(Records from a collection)
------

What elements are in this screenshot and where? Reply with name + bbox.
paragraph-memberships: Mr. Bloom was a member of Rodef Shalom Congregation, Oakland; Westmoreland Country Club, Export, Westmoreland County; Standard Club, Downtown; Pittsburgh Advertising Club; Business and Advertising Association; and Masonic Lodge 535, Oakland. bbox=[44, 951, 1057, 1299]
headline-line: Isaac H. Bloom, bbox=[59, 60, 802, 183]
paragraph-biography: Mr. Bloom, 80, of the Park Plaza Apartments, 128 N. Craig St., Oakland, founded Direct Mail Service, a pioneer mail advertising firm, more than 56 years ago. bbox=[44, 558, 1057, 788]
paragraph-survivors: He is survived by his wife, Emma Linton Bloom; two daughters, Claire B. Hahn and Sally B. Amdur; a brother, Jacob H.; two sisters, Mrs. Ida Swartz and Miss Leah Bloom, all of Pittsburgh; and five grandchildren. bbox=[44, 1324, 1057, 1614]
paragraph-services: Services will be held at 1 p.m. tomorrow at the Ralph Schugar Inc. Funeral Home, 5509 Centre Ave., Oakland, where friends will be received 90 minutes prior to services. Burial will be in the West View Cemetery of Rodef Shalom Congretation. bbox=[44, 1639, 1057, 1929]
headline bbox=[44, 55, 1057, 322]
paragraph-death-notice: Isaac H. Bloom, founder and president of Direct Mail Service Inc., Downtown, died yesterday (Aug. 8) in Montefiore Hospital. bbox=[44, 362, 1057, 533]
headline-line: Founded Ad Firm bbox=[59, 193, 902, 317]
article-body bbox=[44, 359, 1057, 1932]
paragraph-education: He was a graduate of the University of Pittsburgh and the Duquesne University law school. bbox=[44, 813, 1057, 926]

------

→ **EXERCISE DESCRIPTION**
Transcribe the lines word for word, from the first one down to and including the line with "paragraph-biography: Mr. Bloom, 80, of".

→ **FULL SOLUTION**
What elements are in this screenshot and where? Reply with name + bbox.
paragraph-memberships: Mr. Bloom was a member of Rodef Shalom Congregation, Oakland; Westmoreland Country Club, Export, Westmoreland County; Standard Club, Downtown; Pittsburgh Advertising Club; Business and Advertising Association; and Masonic Lodge 535, Oakland. bbox=[44, 951, 1057, 1299]
headline-line: Isaac H. Bloom, bbox=[59, 60, 802, 183]
paragraph-biography: Mr. Bloom, 80, of the Park Plaza Apartments, 128 N. Craig St., Oakland, founded Direct Mail Service, a pioneer mail advertising firm, more than 56 years ago. bbox=[44, 558, 1057, 788]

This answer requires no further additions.